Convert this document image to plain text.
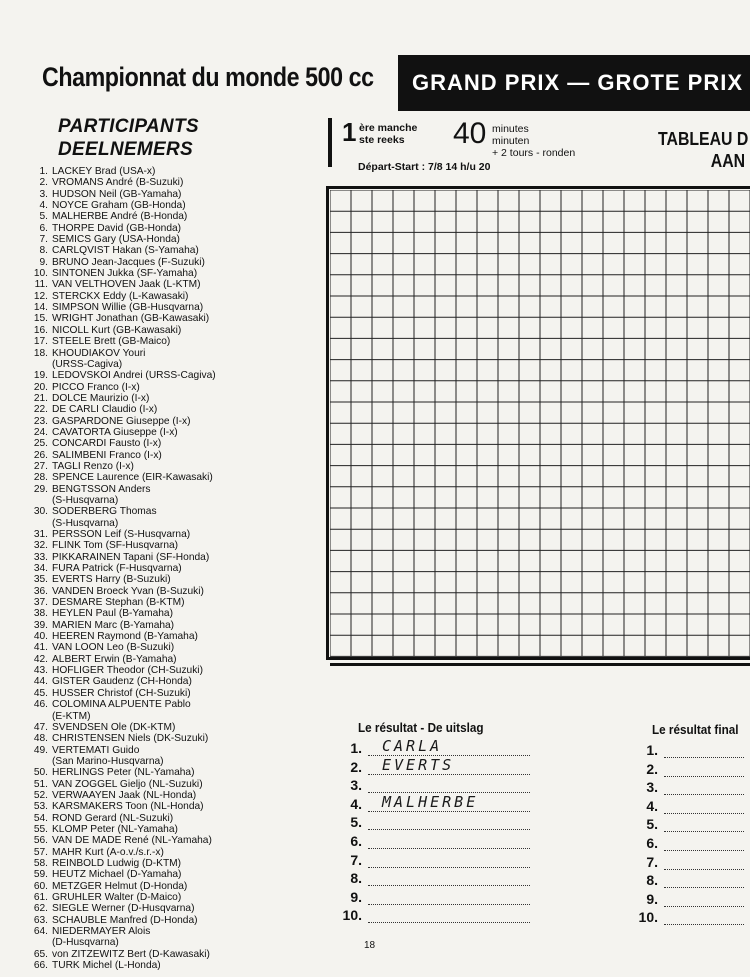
Championnat du monde 500 cc	GRAND PRIX — GROTE PRIX
PARTICIPANTS
DEELNEMERS
1. LACKEY Brad (USA-x)
2. VROMANS André (B-Suzuki)
3. HUDSON Neil (GB-Yamaha)
4. NOYCE Graham (GB-Honda)
5. MALHERBE André (B-Honda)
6. THORPE David (GB-Honda)
7. SEMICS Gary (USA-Honda)
8. CARLQVIST Hakan (S-Yamaha)
9. BRUNO Jean-Jacques (F-Suzuki)
10. SINTONEN Jukka (SF-Yamaha)
11. VAN VELTHOVEN Jaak (L-KTM)
12. STERCKX Eddy (L-Kawasaki)
14. SIMPSON Willie (GB-Husqvarna)
15. WRIGHT Jonathan (GB-Kawasaki)
16. NICOLL Kurt (GB-Kawasaki)
17. STEELE Brett (GB-Maico)
18. KHOUDIAKOV Youri
(URSS-Cagiva)
19. LEDOVSKOI Andrei (URSS-Cagiva)
20. PICCO Franco (I-x)
21. DOLCE Maurizio (I-x)
22. DE CARLI Claudio (I-x)
23. GASPARDONE Giuseppe (I-x)
24. CAVATORTA Giuseppe (I-x)
25. CONCARDI Fausto (I-x)
26. SALIMBENI Franco (I-x)
27. TAGLI Renzo (I-x)
28. SPENCE Laurence (EIR-Kawasaki)
29. BENGTSSON Anders
(S-Husqvarna)
30. SODERBERG Thomas
(S-Husqvarna)
31. PERSSON Leif (S-Husqvarna)
32. FLINK Tom (SF-Husqvarna)
33. PIKKARAINEN Tapani (SF-Honda)
34. FURA Patrick (F-Husqvarna)
35. EVERTS Harry (B-Suzuki)
36. VANDEN Broeck Yvan (B-Suzuki)
37. DESMARE Stephan (B-KTM)
38. HEYLEN Paul (B-Yamaha)
39. MARIEN Marc (B-Yamaha)
40. HEEREN Raymond (B-Yamaha)
41. VAN LOON Leo (B-Suzuki)
42. ALBERT Erwin (B-Yamaha)
43. HOFLIGER Theodor (CH-Suzuki)
44. GISTER Gaudenz (CH-Honda)
45. HUSSER Christof (CH-Suzuki)
46. COLOMINA ALPUENTE Pablo
(E-KTM)
47. SVENDSEN Ole (DK-KTM)
48. CHRISTENSEN Niels (DK-Suzuki)
49. VERTEMATI Guido
(San Marino-Husqvarna)
50. HERLINGS Peter (NL-Yamaha)
51. VAN ZOGGEL Gieljo (NL-Suzuki)
52. VERWAAYEN Jaak (NL-Honda)
53. KARSMAKERS Toon (NL-Honda)
54. ROND Gerard (NL-Suzuki)
55. KLOMP Peter (NL-Yamaha)
56. VAN DE MADE René (NL-Yamaha)
57. MAHR Kurt (A-o.v./s.r.-x)
58. REINBOLD Ludwig (D-KTM)
59. HEUTZ Michael (D-Yamaha)
60. METZGER Helmut (D-Honda)
61. GRUHLER Walter (D-Maico)
62. SIEGLE Werner (D-Husqvarna)
63. SCHAUBLE Manfred (D-Honda)
64. NIEDERMAYER Alois
(D-Husqvarna)
65. von ZITZEWITZ Bert (D-Kawasaki)
66. TURK Michel (L-Honda)
1 ère manche
ste reeks	40 minutes
minuten
+ 2 tours - ronden
Départ-Start : 7/8 14 h/u 20
TABLEAU D
AAN
Le résultat - De uitslag
1.	CARLA
2.	EVERTS
3.
4.	MALHERBE
5.
6.
7.
8.
9.
10.
Le résultat final
1.
2.
3.
4.
5.
6.
7.
8.
9.
10.
18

_Problem description_
Reproduce all of the entries word for word, skipping any pictures they hold.

_Final result_
Convert this document image to plain text.
Championnat du monde 500 cc	GRAND PRIX — GROTE PRIX
PARTICIPANTS
DEELNEMERS
1. LACKEY Brad (USA-x)
2. VROMANS André (B-Suzuki)
3. HUDSON Neil (GB-Yamaha)
4. NOYCE Graham (GB-Honda)
5. MALHERBE André (B-Honda)
6. THORPE David (GB-Honda)
7. SEMICS Gary (USA-Honda)
8. CARLQVIST Hakan (S-Yamaha)
9. BRUNO Jean-Jacques (F-Suzuki)
10. SINTONEN Jukka (SF-Yamaha)
11. VAN VELTHOVEN Jaak (L-KTM)
12. STERCKX Eddy (L-Kawasaki)
14. SIMPSON Willie (GB-Husqvarna)
15. WRIGHT Jonathan (GB-Kawasaki)
16. NICOLL Kurt (GB-Kawasaki)
17. STEELE Brett (GB-Maico)
18. KHOUDIAKOV Youri
(URSS-Cagiva)
19. LEDOVSKOI Andrei (URSS-Cagiva)
20. PICCO Franco (I-x)
21. DOLCE Maurizio (I-x)
22. DE CARLI Claudio (I-x)
23. GASPARDONE Giuseppe (I-x)
24. CAVATORTA Giuseppe (I-x)
25. CONCARDI Fausto (I-x)
26. SALIMBENI Franco (I-x)
27. TAGLI Renzo (I-x)
28. SPENCE Laurence (EIR-Kawasaki)
29. BENGTSSON Anders
(S-Husqvarna)
30. SODERBERG Thomas
(S-Husqvarna)
31. PERSSON Leif (S-Husqvarna)
32. FLINK Tom (SF-Husqvarna)
33. PIKKARAINEN Tapani (SF-Honda)
34. FURA Patrick (F-Husqvarna)
35. EVERTS Harry (B-Suzuki)
36. VANDEN Broeck Yvan (B-Suzuki)
37. DESMARE Stephan (B-KTM)
38. HEYLEN Paul (B-Yamaha)
39. MARIEN Marc (B-Yamaha)
40. HEEREN Raymond (B-Yamaha)
41. VAN LOON Leo (B-Suzuki)
42. ALBERT Erwin (B-Yamaha)
43. HOFLIGER Theodor (CH-Suzuki)
44. GISTER Gaudenz (CH-Honda)
45. HUSSER Christof (CH-Suzuki)
46. COLOMINA ALPUENTE Pablo
(E-KTM)
47. SVENDSEN Ole (DK-KTM)
48. CHRISTENSEN Niels (DK-Suzuki)
49. VERTEMATI Guido
(San Marino-Husqvarna)
50. HERLINGS Peter (NL-Yamaha)
51. VAN ZOGGEL Gieljo (NL-Suzuki)
52. VERWAAYEN Jaak (NL-Honda)
53. KARSMAKERS Toon (NL-Honda)
54. ROND Gerard (NL-Suzuki)
55. KLOMP Peter (NL-Yamaha)
56. VAN DE MADE René (NL-Yamaha)
57. MAHR Kurt (A-o.v./s.r.-x)
58. REINBOLD Ludwig (D-KTM)
59. HEUTZ Michael (D-Yamaha)
60. METZGER Helmut (D-Honda)
61. GRUHLER Walter (D-Maico)
62. SIEGLE Werner (D-Husqvarna)
63. SCHAUBLE Manfred (D-Honda)
64. NIEDERMAYER Alois
(D-Husqvarna)
65. von ZITZEWITZ Bert (D-Kawasaki)
66. TURK Michel (L-Honda)
1 ère manche
ste reeks	40 minutes
minuten
+ 2 tours - ronden
Départ-Start : 7/8 14 h/u 20
TABLEAU D
AAN
Le résultat - De uitslag
1.	CARLA
2.	EVERTS
3.
4.	MALHERBE
5.
6.
7.
8.
9.
10.
Le résultat final
1.
2.
3.
4.
5.
6.
7.
8.
9.
10.
18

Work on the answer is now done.